» **Supplied entries**:
━━━━━━━━━━━━━━━━━━━━

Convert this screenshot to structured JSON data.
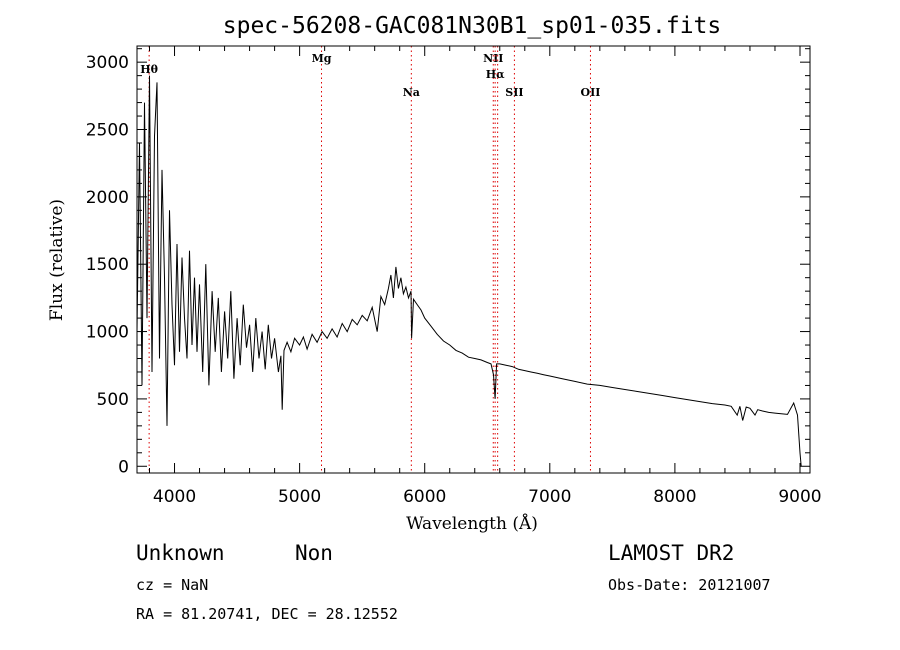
{
  "chart_data": {
    "type": "line",
    "title": "spec-56208-GAC081N30B1_sp01-035.fits",
    "xlabel": "Wavelength (Å)",
    "ylabel": "Flux (relative)",
    "xlim": [
      3700,
      9080
    ],
    "ylim": [
      -50,
      3120
    ],
    "xticks": [
      4000,
      5000,
      6000,
      7000,
      8000,
      9000
    ],
    "yticks": [
      0,
      500,
      1000,
      1500,
      2000,
      2500,
      3000
    ],
    "grid": false,
    "series": [
      {
        "x": [
          3700,
          3720,
          3740,
          3760,
          3780,
          3800,
          3820,
          3840,
          3860,
          3880,
          3900,
          3920,
          3940,
          3960,
          3980,
          4000,
          4020,
          4040,
          4060,
          4080,
          4100,
          4120,
          4140,
          4160,
          4180,
          4200,
          4225,
          4250,
          4275,
          4300,
          4325,
          4350,
          4375,
          4400,
          4425,
          4450,
          4475,
          4500,
          4525,
          4550,
          4575,
          4600,
          4625,
          4650,
          4675,
          4700,
          4725,
          4750,
          4775,
          4800,
          4830,
          4850,
          4861,
          4875,
          4900,
          4930,
          4960,
          5000,
          5030,
          5060,
          5100,
          5140,
          5180,
          5220,
          5260,
          5300,
          5340,
          5380,
          5420,
          5460,
          5500,
          5540,
          5580,
          5620,
          5650,
          5680,
          5710,
          5730,
          5750,
          5770,
          5790,
          5810,
          5830,
          5850,
          5870,
          5890,
          5895,
          5910,
          5940,
          5970,
          6000,
          6050,
          6100,
          6150,
          6200,
          6250,
          6300,
          6350,
          6400,
          6450,
          6500,
          6530,
          6550,
          6563,
          6575,
          6600,
          6650,
          6700,
          6750,
          6800,
          6850,
          6900,
          6950,
          7000,
          7100,
          7200,
          7300,
          7400,
          7500,
          7600,
          7700,
          7800,
          7900,
          8000,
          8100,
          8200,
          8300,
          8400,
          8450,
          8498,
          8520,
          8542,
          8570,
          8600,
          8640,
          8662,
          8700,
          8750,
          8800,
          8850,
          8900,
          8950,
          8980,
          9000,
          9010
        ],
        "y": [
          1000,
          2400,
          600,
          2700,
          1100,
          2900,
          700,
          2450,
          2850,
          800,
          2200,
          1400,
          300,
          1900,
          1200,
          750,
          1650,
          850,
          1550,
          1100,
          800,
          1600,
          900,
          1400,
          850,
          1350,
          700,
          1500,
          600,
          1300,
          850,
          1250,
          700,
          1150,
          800,
          1300,
          650,
          1100,
          750,
          1200,
          880,
          1050,
          700,
          1100,
          800,
          1000,
          720,
          1050,
          800,
          950,
          700,
          820,
          420,
          860,
          920,
          850,
          950,
          900,
          960,
          870,
          980,
          920,
          1000,
          950,
          1020,
          960,
          1060,
          1000,
          1090,
          1050,
          1120,
          1080,
          1180,
          1000,
          1260,
          1200,
          1320,
          1420,
          1250,
          1480,
          1320,
          1400,
          1280,
          1330,
          1250,
          1300,
          950,
          1240,
          1200,
          1160,
          1100,
          1040,
          980,
          930,
          900,
          860,
          840,
          810,
          800,
          790,
          770,
          760,
          680,
          500,
          760,
          760,
          750,
          740,
          720,
          710,
          700,
          690,
          680,
          670,
          650,
          630,
          610,
          600,
          585,
          570,
          555,
          540,
          525,
          510,
          495,
          480,
          465,
          455,
          445,
          380,
          445,
          340,
          440,
          430,
          380,
          420,
          410,
          400,
          395,
          390,
          385,
          470,
          380,
          100,
          0
        ]
      }
    ],
    "lines": [
      {
        "label": "Hθ",
        "wavelength": 3797
      },
      {
        "label": "Mg",
        "wavelength": 5175
      },
      {
        "label": "Na",
        "wavelength": 5893
      },
      {
        "label": "NII",
        "wavelength": 6548
      },
      {
        "label": "Hα",
        "wavelength": 6563
      },
      {
        "label": "NII",
        "wavelength": 6583
      },
      {
        "label": "SII",
        "wavelength": 6717
      },
      {
        "label": "OII",
        "wavelength": 7325
      }
    ],
    "line_color": "#dd0000"
  },
  "info": {
    "class": "Unknown",
    "subclass": "Non",
    "survey": "LAMOST DR2",
    "cz": "cz = NaN",
    "obs_date": "Obs-Date: 20121007",
    "coords": "RA =  81.20741, DEC =  28.12552"
  }
}
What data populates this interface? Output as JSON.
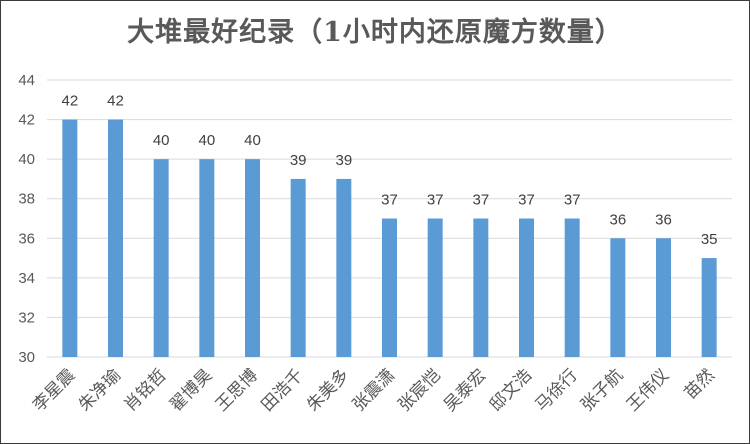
{
  "chart_data": {
    "type": "bar",
    "title": "大堆最好纪录（1小时内还原魔方数量）",
    "categories": [
      "李星震",
      "朱净瑜",
      "肖铭哲",
      "翟博昊",
      "王思博",
      "田浩千",
      "朱美多",
      "张震潇",
      "张宸恺",
      "吴泰宏",
      "邸文浩",
      "马徐行",
      "张子航",
      "王伟仪",
      "苗然"
    ],
    "values": [
      42,
      42,
      40,
      40,
      40,
      39,
      39,
      37,
      37,
      37,
      37,
      37,
      36,
      36,
      35
    ],
    "xlabel": "",
    "ylabel": "",
    "ylim": [
      30,
      44
    ],
    "yticks": [
      30,
      32,
      34,
      36,
      38,
      40,
      42,
      44
    ],
    "grid": true,
    "legend": "none",
    "bar_color": "#5b9bd5",
    "grid_color": "#d9d9d9"
  }
}
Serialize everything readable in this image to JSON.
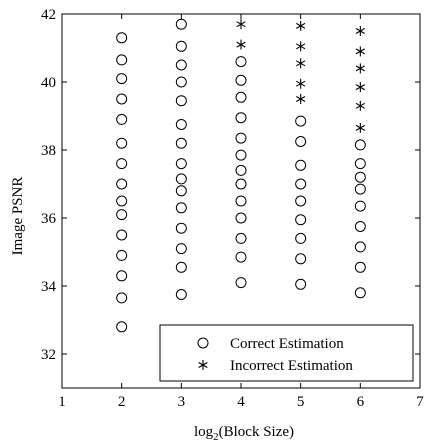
{
  "chart_data": {
    "type": "scatter",
    "xlabel_main": "log",
    "xlabel_sub": "2",
    "xlabel_rest": "(Block Size)",
    "ylabel": "Image PSNR",
    "xlim": [
      1,
      7
    ],
    "ylim": [
      31,
      42
    ],
    "xticks": [
      1,
      2,
      3,
      4,
      5,
      6,
      7
    ],
    "yticks": [
      32,
      34,
      36,
      38,
      40,
      42
    ],
    "grid": false,
    "legend_position": "bottom-right",
    "series": [
      {
        "name": "Correct Estimation",
        "marker": "circle",
        "points": [
          [
            2,
            41.3
          ],
          [
            2,
            40.65
          ],
          [
            2,
            40.1
          ],
          [
            2,
            39.5
          ],
          [
            2,
            38.9
          ],
          [
            2,
            38.2
          ],
          [
            2,
            37.6
          ],
          [
            2,
            37.0
          ],
          [
            2,
            36.5
          ],
          [
            2,
            36.1
          ],
          [
            2,
            35.5
          ],
          [
            2,
            34.9
          ],
          [
            2,
            34.3
          ],
          [
            2,
            33.65
          ],
          [
            2,
            32.8
          ],
          [
            3,
            41.7
          ],
          [
            3,
            41.05
          ],
          [
            3,
            40.5
          ],
          [
            3,
            40.0
          ],
          [
            3,
            39.45
          ],
          [
            3,
            38.75
          ],
          [
            3,
            38.2
          ],
          [
            3,
            37.6
          ],
          [
            3,
            37.15
          ],
          [
            3,
            36.8
          ],
          [
            3,
            36.3
          ],
          [
            3,
            35.7
          ],
          [
            3,
            35.1
          ],
          [
            3,
            34.55
          ],
          [
            3,
            33.75
          ],
          [
            4,
            40.6
          ],
          [
            4,
            40.05
          ],
          [
            4,
            39.55
          ],
          [
            4,
            38.95
          ],
          [
            4,
            38.35
          ],
          [
            4,
            37.85
          ],
          [
            4,
            37.4
          ],
          [
            4,
            37.0
          ],
          [
            4,
            36.5
          ],
          [
            4,
            36.0
          ],
          [
            4,
            35.4
          ],
          [
            4,
            34.85
          ],
          [
            4,
            34.1
          ],
          [
            5,
            38.85
          ],
          [
            5,
            38.25
          ],
          [
            5,
            37.55
          ],
          [
            5,
            37.0
          ],
          [
            5,
            36.5
          ],
          [
            5,
            35.95
          ],
          [
            5,
            35.4
          ],
          [
            5,
            34.8
          ],
          [
            5,
            34.05
          ],
          [
            6,
            38.15
          ],
          [
            6,
            37.6
          ],
          [
            6,
            37.2
          ],
          [
            6,
            36.85
          ],
          [
            6,
            36.35
          ],
          [
            6,
            35.75
          ],
          [
            6,
            35.15
          ],
          [
            6,
            34.55
          ],
          [
            6,
            33.8
          ]
        ]
      },
      {
        "name": "Incorrect Estimation",
        "marker": "asterisk",
        "points": [
          [
            4,
            41.7
          ],
          [
            4,
            41.1
          ],
          [
            5,
            41.65
          ],
          [
            5,
            41.05
          ],
          [
            5,
            40.55
          ],
          [
            5,
            39.95
          ],
          [
            5,
            39.5
          ],
          [
            6,
            41.5
          ],
          [
            6,
            40.9
          ],
          [
            6,
            40.4
          ],
          [
            6,
            39.85
          ],
          [
            6,
            39.3
          ],
          [
            6,
            38.65
          ]
        ]
      }
    ]
  }
}
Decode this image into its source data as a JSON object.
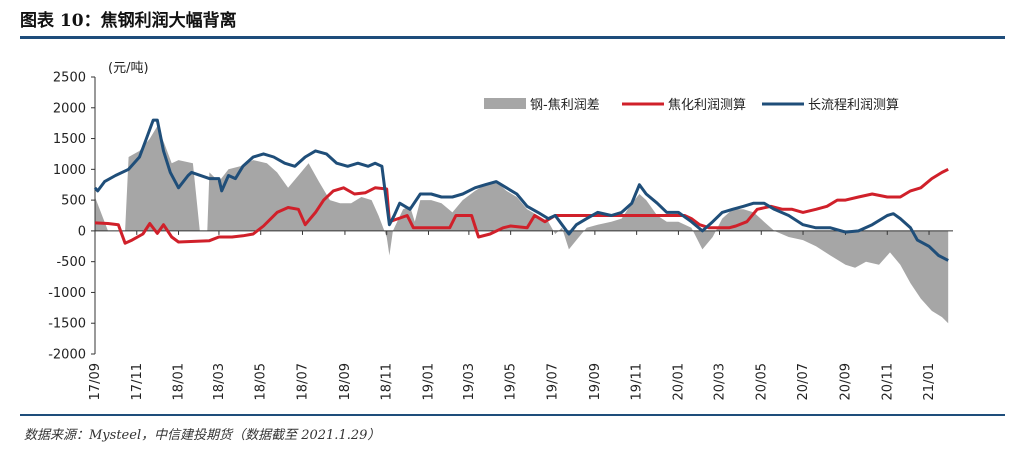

━━━━━━━━━━━━━━━━━━━━

» **Objective**:
Read the lines above. Gather those in which the string "name" is found.

» **Answer to this task**:
        "name": "Correct Estimation",
        "name": "Incorrect Estimation",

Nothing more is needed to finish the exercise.